**TEXT SHOWN:**

----

The paintings which were born of this dual structure are legion: From Giotto to Goya, artists wished to create a picture in which the materiality of the painting gave way to the phenomenon. Paintings prior to Modernism are characterised by the referral of the portrayed to a literary predefined repertoire. This repertoire made the meaning of the world of pictures understandable but the repertoire itself was subject to interpretation. These repertoires comprised the Bible and legends, myths and sagas, as well as the tales from profane history.

As a direct consequence of the aesthetic means used, the themes depicted pictorially transcended this codified discourse between picture and viewer and were raised to the Status of phenomena. It was this phenomenon which gave substance, modernity and currency to the theme of the picture, which was previously predisposed to discourse.

From the late 14th Century until the late 18th Century, these Standard repertoires were constantly expanded and gradually lost their relevance: increasingly, paintings were produced which only reflected the artist. The dream world of Fuseli and the barren nature of Friedrich are examples of a trend in which not only pictorial fantasy, but also the fantasy of the artist, related purely to structure and to his artistic means, aimed to replace the previously accepted repertoires. With the onset of Impressionism, the object depicted in the picture became arbitrary. Kandinsky's "great abstraction" removed the object as the content of the work and replaced it by the structure. In "concrete art", epitomised by "art pour l'art", significans and significandum are identical.

----

**SHORT TASK A:** Change "repeat customers" to "returning customers" in the records, across the stretch from the line containing "stat: 60 percent: become" through the line containing "stat: 72 percent composable (163, 128, 238, 174)", and give those lines back with nothing else altered.

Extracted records
----

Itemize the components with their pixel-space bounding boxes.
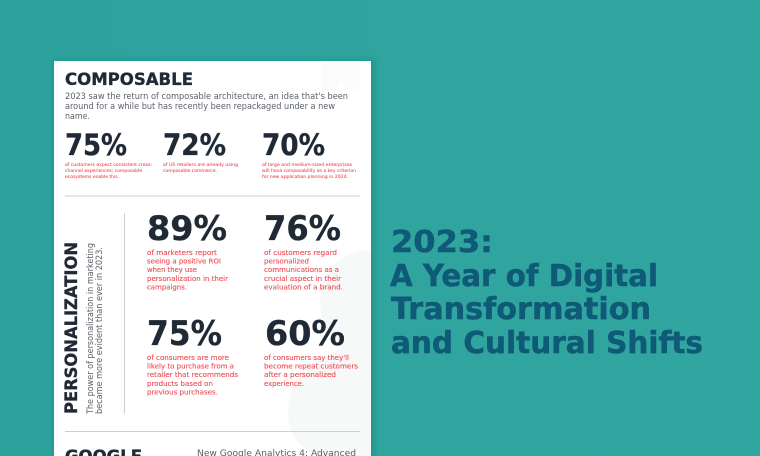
stat: 60 percent: become repeat customers (264, 362, 358, 371)
stat: 75 percent composable: ecosystems enable this. (65, 174, 119, 180)
stat: 89 percent: 89% (147, 209, 227, 249)
stat: 72 percent composable (163, 128, 238, 174)
text block: composable intro: around for a while but has recently been repackaged under a new (65, 102, 335, 112)
text block: personalization intro: The power of personalization in marketing (86, 243, 96, 415)
stat: 70 percent composable: for new application planning in 2024. (262, 174, 348, 180)
stat: 75 percent: likely to purchase from a (147, 362, 234, 371)
panel: personalization section (62, 209, 358, 415)
stat: 75 percent composable: of customers expect consistent cross- (65, 162, 152, 168)
stat: 60 percent: experience. (264, 379, 304, 388)
panel: google section, cropped (66, 449, 356, 456)
stat: 75 percent: previous purchases. (147, 387, 218, 396)
title: Transformation (391, 292, 651, 327)
stat: 75 percent: retailer that recommends (147, 370, 238, 379)
stat: 70 percent composable: 70% (262, 128, 325, 162)
stat: 89 percent: when they use (147, 265, 198, 274)
stat: 89 percent: seeing a positive ROI (147, 257, 221, 266)
stat: 76 percent: evaluation of a brand. (264, 282, 343, 291)
stat: 75 percent composable: channel experiences; composable (65, 168, 142, 174)
stat: 70 percent composable: will have composability as a key criterion (262, 168, 356, 174)
stat: 75 percent (147, 314, 238, 396)
stat: 60 percent: after a personalized (264, 370, 336, 379)
panel: white report card (54, 61, 371, 456)
text block: personalization intro (86, 243, 105, 415)
stat: 72 percent composable: of US retailers are already using (163, 162, 238, 168)
title (390, 225, 703, 361)
stat: 75 percent: 75% (147, 314, 222, 354)
stat: 76 percent: communications as a (264, 265, 339, 274)
text block: composable intro: 2023 saw the return of composable architecture, an idea that's been (65, 92, 348, 102)
stat: 72 percent composable: composable commerce. (163, 168, 217, 174)
stat: 75 percent: of consumers are more (147, 353, 230, 362)
stat: 75 percent composable: 75% (65, 128, 127, 162)
stat: 72 percent composable: 72% (163, 128, 226, 162)
stat: 70 percent composable (262, 128, 356, 180)
stat: 75 percent: products based on (147, 379, 213, 388)
text block: composable intro (65, 92, 348, 122)
stat: 75 percent composable (65, 128, 152, 180)
stat: 89 percent: of marketers report (147, 248, 217, 257)
heading: personalization vertical: PERSONALIZATION (62, 242, 81, 414)
stat: 76 percent: 76% (264, 209, 341, 249)
text block: personalization intro: became more evident than ever in 2023. (95, 247, 105, 414)
stat: 76 percent: personalized (264, 257, 309, 266)
stat: 76 percent (264, 209, 343, 291)
title: A Year of Digital (390, 259, 658, 294)
stat: 60 percent (264, 314, 358, 388)
title: and Cultural Shifts (391, 326, 703, 361)
heading: composable: COMPOSABLE (65, 70, 193, 89)
stat: 89 percent (147, 209, 228, 291)
stat: 60 percent: 60% (265, 314, 345, 354)
title: 2023: (391, 225, 493, 260)
stat: 89 percent: personalization in their (147, 274, 228, 283)
stat: 60 percent: of consumers say they'll (264, 353, 349, 362)
panel: composable section (65, 70, 356, 180)
stat: 70 percent composable: of large and medium-sized enterprises (262, 162, 353, 168)
stat: 89 percent: campaigns. (147, 282, 187, 291)
stat: 76 percent: crucial aspect in their (264, 274, 341, 283)
card shadow (52, 59, 375, 456)
text block: composable intro: name. (65, 112, 90, 122)
stat: 76 percent: of customers regard (264, 248, 337, 257)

----

**SHORT TASK B:** Return the text on painting and its repertoires from Giotto to "concrete art" in full, word for word.

**WORKED SOLUTION A:**
stat: 60 percent: become returning customers (264, 362, 358, 371)
stat: 75 percent composable: ecosystems enable this. (65, 174, 119, 180)
stat: 89 percent: 89% (147, 209, 227, 249)
stat: 72 percent composable (163, 128, 238, 174)

**WORKED SOLUTION B:**
The paintings which were born of this dual structure are legion: From Giotto to Goya, artists wished to create a picture in which the materiality of the painting gave way to the phenomenon. Paintings prior to Modernism are characterised by the referral of the portrayed to a literary predefined repertoire. This repertoire made the meaning of the world of pictures understandable but the repertoire itself was subject to interpretation. These repertoires comprised the Bible and legends, myths and sagas, as well as the tales from profane history.

As a direct consequence of the aesthetic means used, the themes depicted pictorially transcended this codified discourse between picture and viewer and were raised to the Status of phenomena. It was this phenomenon which gave substance, modernity and currency to the theme of the picture, which was previously predisposed to discourse.

From the late 14th Century until the late 18th Century, these Standard repertoires were constantly expanded and gradually lost their relevance: increasingly, paintings were produced which only reflected the artist. The dream world of Fuseli and the barren nature of Friedrich are examples of a trend in which not only pictorial fantasy, but also the fantasy of the artist, related purely to structure and to his artistic means, aimed to replace the previously accepted repertoires. With the onset of Impressionism, the object depicted in the picture became arbitrary. Kandinsky's "great abstraction" removed the object as the content of the work and replaced it by the structure. In "concrete art", epitomised by "art pour l'art", significans and significandum are identical.